***** Data extract *****
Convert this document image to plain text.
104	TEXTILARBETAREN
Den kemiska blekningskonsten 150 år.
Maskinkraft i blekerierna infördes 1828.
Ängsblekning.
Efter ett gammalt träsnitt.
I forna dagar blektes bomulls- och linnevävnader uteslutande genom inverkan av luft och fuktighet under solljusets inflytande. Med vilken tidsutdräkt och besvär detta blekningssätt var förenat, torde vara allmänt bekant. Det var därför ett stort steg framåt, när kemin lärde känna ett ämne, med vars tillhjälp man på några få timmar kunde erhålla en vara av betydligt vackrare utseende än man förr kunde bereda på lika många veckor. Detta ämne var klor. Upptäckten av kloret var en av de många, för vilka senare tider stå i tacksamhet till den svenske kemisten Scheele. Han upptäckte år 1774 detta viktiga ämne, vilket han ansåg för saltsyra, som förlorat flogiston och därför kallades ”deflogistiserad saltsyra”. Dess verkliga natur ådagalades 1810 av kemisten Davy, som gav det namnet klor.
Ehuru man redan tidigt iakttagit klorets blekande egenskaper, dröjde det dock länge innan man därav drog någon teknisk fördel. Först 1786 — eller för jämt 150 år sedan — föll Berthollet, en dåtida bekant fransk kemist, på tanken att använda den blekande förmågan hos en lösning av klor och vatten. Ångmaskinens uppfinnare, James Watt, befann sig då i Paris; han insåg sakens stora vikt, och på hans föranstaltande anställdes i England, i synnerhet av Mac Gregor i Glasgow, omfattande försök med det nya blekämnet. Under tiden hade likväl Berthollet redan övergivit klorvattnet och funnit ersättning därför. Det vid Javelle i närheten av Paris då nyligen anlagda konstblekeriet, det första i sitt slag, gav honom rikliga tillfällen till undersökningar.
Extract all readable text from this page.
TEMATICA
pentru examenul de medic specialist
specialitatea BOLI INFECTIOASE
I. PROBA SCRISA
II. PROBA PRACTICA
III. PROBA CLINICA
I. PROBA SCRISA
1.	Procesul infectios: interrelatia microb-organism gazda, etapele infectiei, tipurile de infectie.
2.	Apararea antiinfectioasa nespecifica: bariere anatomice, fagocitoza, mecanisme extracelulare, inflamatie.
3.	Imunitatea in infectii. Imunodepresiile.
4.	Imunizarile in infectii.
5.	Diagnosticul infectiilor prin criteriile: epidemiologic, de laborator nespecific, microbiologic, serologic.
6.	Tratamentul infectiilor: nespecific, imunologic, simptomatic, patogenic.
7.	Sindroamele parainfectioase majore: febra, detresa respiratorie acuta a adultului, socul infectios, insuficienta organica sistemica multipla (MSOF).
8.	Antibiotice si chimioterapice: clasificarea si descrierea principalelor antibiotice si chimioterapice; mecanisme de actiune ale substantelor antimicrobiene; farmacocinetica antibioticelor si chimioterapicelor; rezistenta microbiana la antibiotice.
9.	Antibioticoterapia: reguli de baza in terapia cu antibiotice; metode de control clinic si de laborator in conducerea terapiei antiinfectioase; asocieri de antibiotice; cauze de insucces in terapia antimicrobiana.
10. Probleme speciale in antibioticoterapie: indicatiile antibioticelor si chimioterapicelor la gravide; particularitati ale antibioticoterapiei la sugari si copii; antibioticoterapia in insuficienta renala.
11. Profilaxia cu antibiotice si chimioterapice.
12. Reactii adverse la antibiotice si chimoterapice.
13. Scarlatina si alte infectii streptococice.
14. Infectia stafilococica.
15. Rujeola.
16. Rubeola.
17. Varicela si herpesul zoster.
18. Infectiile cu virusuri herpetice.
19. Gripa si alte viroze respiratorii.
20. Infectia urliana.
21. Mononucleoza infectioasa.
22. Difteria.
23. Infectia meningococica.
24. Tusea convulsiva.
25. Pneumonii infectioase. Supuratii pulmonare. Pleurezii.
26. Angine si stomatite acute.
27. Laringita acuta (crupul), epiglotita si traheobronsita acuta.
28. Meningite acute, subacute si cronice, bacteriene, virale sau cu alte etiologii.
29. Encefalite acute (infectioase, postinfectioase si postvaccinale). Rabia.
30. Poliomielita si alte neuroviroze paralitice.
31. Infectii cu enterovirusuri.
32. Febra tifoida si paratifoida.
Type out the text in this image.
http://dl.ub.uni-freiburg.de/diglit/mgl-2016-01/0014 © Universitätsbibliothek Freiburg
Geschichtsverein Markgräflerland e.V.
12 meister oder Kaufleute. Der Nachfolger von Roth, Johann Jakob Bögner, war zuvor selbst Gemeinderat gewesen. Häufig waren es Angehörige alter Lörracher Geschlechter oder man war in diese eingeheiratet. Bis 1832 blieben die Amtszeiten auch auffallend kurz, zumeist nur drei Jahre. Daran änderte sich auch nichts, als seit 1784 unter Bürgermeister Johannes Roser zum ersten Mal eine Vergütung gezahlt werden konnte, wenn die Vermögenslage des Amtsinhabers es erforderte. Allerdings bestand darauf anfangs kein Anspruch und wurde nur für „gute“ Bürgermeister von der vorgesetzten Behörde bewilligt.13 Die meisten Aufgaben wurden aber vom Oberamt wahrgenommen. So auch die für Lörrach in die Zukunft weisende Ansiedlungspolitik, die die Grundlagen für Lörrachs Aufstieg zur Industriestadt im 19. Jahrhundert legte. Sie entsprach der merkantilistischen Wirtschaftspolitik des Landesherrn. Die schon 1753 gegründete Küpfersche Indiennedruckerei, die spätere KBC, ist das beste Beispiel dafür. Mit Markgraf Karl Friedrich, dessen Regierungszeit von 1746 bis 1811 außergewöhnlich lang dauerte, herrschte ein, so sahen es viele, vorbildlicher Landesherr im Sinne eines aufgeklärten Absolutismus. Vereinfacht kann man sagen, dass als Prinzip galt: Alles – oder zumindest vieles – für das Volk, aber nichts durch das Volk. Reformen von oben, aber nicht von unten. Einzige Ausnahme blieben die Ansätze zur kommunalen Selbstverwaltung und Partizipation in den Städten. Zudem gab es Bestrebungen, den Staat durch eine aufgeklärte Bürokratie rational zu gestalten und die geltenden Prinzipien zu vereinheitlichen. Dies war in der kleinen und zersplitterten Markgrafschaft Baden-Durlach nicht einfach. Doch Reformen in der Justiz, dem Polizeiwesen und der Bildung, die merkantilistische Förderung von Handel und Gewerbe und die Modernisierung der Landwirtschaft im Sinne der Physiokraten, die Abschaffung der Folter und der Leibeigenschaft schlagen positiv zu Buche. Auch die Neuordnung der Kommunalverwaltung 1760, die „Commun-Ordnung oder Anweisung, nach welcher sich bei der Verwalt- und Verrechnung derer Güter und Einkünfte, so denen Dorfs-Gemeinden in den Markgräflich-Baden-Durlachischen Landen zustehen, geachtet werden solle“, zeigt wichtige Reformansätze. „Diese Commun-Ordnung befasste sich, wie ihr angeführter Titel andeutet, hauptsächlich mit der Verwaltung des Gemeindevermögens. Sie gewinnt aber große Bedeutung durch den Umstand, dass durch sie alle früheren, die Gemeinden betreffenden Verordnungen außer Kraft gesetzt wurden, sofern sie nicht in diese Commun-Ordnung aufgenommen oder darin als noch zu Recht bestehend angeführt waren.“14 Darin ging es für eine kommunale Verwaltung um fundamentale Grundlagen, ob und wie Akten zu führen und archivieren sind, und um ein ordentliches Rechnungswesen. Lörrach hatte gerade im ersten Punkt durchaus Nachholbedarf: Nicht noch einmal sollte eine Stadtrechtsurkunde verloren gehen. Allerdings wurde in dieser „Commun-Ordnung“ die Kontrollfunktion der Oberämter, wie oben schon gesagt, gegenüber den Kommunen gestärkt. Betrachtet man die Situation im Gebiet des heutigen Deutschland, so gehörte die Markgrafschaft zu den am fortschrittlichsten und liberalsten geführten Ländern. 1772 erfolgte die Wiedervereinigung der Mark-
*****
▶ _About this task_
Output the data in full, please, exactly as written.

▶ _Result below_
Convert this document image to plain text.
104	TEXTILARBETAREN
Den kemiska blekningskonsten 150 år.
Maskinkraft i blekerierna infördes 1828.
Ängsblekning.
Efter ett gammalt träsnitt.
I forna dagar blektes bomulls- och linnevävnader uteslutande genom inverkan av luft och fuktighet under solljusets inflytande. Med vilken tidsutdräkt och besvär detta blekningssätt var förenat, torde vara allmänt bekant. Det var därför ett stort steg framåt, när kemin lärde känna ett ämne, med vars tillhjälp man på några få timmar kunde erhålla en vara av betydligt vackrare utseende än man förr kunde bereda på lika många veckor. Detta ämne var klor. Upptäckten av kloret var en av de många, för vilka senare tider stå i tacksamhet till den svenske kemisten Scheele. Han upptäckte år 1774 detta viktiga ämne, vilket han ansåg för saltsyra, som förlorat flogiston och därför kallades ”deflogistiserad saltsyra”. Dess verkliga natur ådagalades 1810 av kemisten Davy, som gav det namnet klor.
Ehuru man redan tidigt iakttagit klorets blekande egenskaper, dröjde det dock länge innan man därav drog någon teknisk fördel. Först 1786 — eller för jämt 150 år sedan — föll Berthollet, en dåtida bekant fransk kemist, på tanken att använda den blekande förmågan hos en lösning av klor och vatten. Ångmaskinens uppfinnare, James Watt, befann sig då i Paris; han insåg sakens stora vikt, och på hans föranstaltande anställdes i England, i synnerhet av Mac Gregor i Glasgow, omfattande försök med det nya blekämnet. Under tiden hade likväl Berthollet redan övergivit klorvattnet och funnit ersättning därför. Det vid Javelle i närheten av Paris då nyligen anlagda konstblekeriet, det första i sitt slag, gav honom rikliga tillfällen till undersökningar.
Extract all readable text from this page.
TEMATICA
pentru examenul de medic specialist
specialitatea BOLI INFECTIOASE
I. PROBA SCRISA
II. PROBA PRACTICA
III. PROBA CLINICA
I. PROBA SCRISA
1.	Procesul infectios: interrelatia microb-organism gazda, etapele infectiei, tipurile de infectie.
2.	Apararea antiinfectioasa nespecifica: bariere anatomice, fagocitoza, mecanisme extracelulare, inflamatie.
3.	Imunitatea in infectii. Imunodepresiile.
4.	Imunizarile in infectii.
5.	Diagnosticul infectiilor prin criteriile: epidemiologic, de laborator nespecific, microbiologic, serologic.
6.	Tratamentul infectiilor: nespecific, imunologic, simptomatic, patogenic.
7.	Sindroamele parainfectioase majore: febra, detresa respiratorie acuta a adultului, socul infectios, insuficienta organica sistemica multipla (MSOF).
8.	Antibiotice si chimioterapice: clasificarea si descrierea principalelor antibiotice si chimioterapice; mecanisme de actiune ale substantelor antimicrobiene; farmacocinetica antibioticelor si chimioterapicelor; rezistenta microbiana la antibiotice.
9.	Antibioticoterapia: reguli de baza in terapia cu antibiotice; metode de control clinic si de laborator in conducerea terapiei antiinfectioase; asocieri de antibiotice; cauze de insucces in terapia antimicrobiana.
10. Probleme speciale in antibioticoterapie: indicatiile antibioticelor si chimioterapicelor la gravide; particularitati ale antibioticoterapiei la sugari si copii; antibioticoterapia in insuficienta renala.
11. Profilaxia cu antibiotice si chimioterapice.
12. Reactii adverse la antibiotice si chimoterapice.
13. Scarlatina si alte infectii streptococice.
14. Infectia stafilococica.
15. Rujeola.
16. Rubeola.
17. Varicela si herpesul zoster.
18. Infectiile cu virusuri herpetice.
19. Gripa si alte viroze respiratorii.
20. Infectia urliana.
21. Mononucleoza infectioasa.
22. Difteria.
23. Infectia meningococica.
24. Tusea convulsiva.
25. Pneumonii infectioase. Supuratii pulmonare. Pleurezii.
26. Angine si stomatite acute.
27. Laringita acuta (crupul), epiglotita si traheobronsita acuta.
28. Meningite acute, subacute si cronice, bacteriene, virale sau cu alte etiologii.
29. Encefalite acute (infectioase, postinfectioase si postvaccinale). Rabia.
30. Poliomielita si alte neuroviroze paralitice.
31. Infectii cu enterovirusuri.
32. Febra tifoida si paratifoida.
Type out the text in this image.
http://dl.ub.uni-freiburg.de/diglit/mgl-2016-01/0014 © Universitätsbibliothek Freiburg
Geschichtsverein Markgräflerland e.V.
12 meister oder Kaufleute. Der Nachfolger von Roth, Johann Jakob Bögner, war zuvor selbst Gemeinderat gewesen. Häufig waren es Angehörige alter Lörracher Geschlechter oder man war in diese eingeheiratet. Bis 1832 blieben die Amtszeiten auch auffallend kurz, zumeist nur drei Jahre. Daran änderte sich auch nichts, als seit 1784 unter Bürgermeister Johannes Roser zum ersten Mal eine Vergütung gezahlt werden konnte, wenn die Vermögenslage des Amtsinhabers es erforderte. Allerdings bestand darauf anfangs kein Anspruch und wurde nur für „gute“ Bürgermeister von der vorgesetzten Behörde bewilligt.13 Die meisten Aufgaben wurden aber vom Oberamt wahrgenommen. So auch die für Lörrach in die Zukunft weisende Ansiedlungspolitik, die die Grundlagen für Lörrachs Aufstieg zur Industriestadt im 19. Jahrhundert legte. Sie entsprach der merkantilistischen Wirtschaftspolitik des Landesherrn. Die schon 1753 gegründete Küpfersche Indiennedruckerei, die spätere KBC, ist das beste Beispiel dafür. Mit Markgraf Karl Friedrich, dessen Regierungszeit von 1746 bis 1811 außergewöhnlich lang dauerte, herrschte ein, so sahen es viele, vorbildlicher Landesherr im Sinne eines aufgeklärten Absolutismus. Vereinfacht kann man sagen, dass als Prinzip galt: Alles – oder zumindest vieles – für das Volk, aber nichts durch das Volk. Reformen von oben, aber nicht von unten. Einzige Ausnahme blieben die Ansätze zur kommunalen Selbstverwaltung und Partizipation in den Städten. Zudem gab es Bestrebungen, den Staat durch eine aufgeklärte Bürokratie rational zu gestalten und die geltenden Prinzipien zu vereinheitlichen. Dies war in der kleinen und zersplitterten Markgrafschaft Baden-Durlach nicht einfach. Doch Reformen in der Justiz, dem Polizeiwesen und der Bildung, die merkantilistische Förderung von Handel und Gewerbe und die Modernisierung der Landwirtschaft im Sinne der Physiokraten, die Abschaffung der Folter und der Leibeigenschaft schlagen positiv zu Buche. Auch die Neuordnung der Kommunalverwaltung 1760, die „Commun-Ordnung oder Anweisung, nach welcher sich bei der Verwalt- und Verrechnung derer Güter und Einkünfte, so denen Dorfs-Gemeinden in den Markgräflich-Baden-Durlachischen Landen zustehen, geachtet werden solle“, zeigt wichtige Reformansätze. „Diese Commun-Ordnung befasste sich, wie ihr angeführter Titel andeutet, hauptsächlich mit der Verwaltung des Gemeindevermögens. Sie gewinnt aber große Bedeutung durch den Umstand, dass durch sie alle früheren, die Gemeinden betreffenden Verordnungen außer Kraft gesetzt wurden, sofern sie nicht in diese Commun-Ordnung aufgenommen oder darin als noch zu Recht bestehend angeführt waren.“14 Darin ging es für eine kommunale Verwaltung um fundamentale Grundlagen, ob und wie Akten zu führen und archivieren sind, und um ein ordentliches Rechnungswesen. Lörrach hatte gerade im ersten Punkt durchaus Nachholbedarf: Nicht noch einmal sollte eine Stadtrechtsurkunde verloren gehen. Allerdings wurde in dieser „Commun-Ordnung“ die Kontrollfunktion der Oberämter, wie oben schon gesagt, gegenüber den Kommunen gestärkt. Betrachtet man die Situation im Gebiet des heutigen Deutschland, so gehörte die Markgrafschaft zu den am fortschrittlichsten und liberalsten geführten Ländern. 1772 erfolgte die Wiedervereinigung der Mark-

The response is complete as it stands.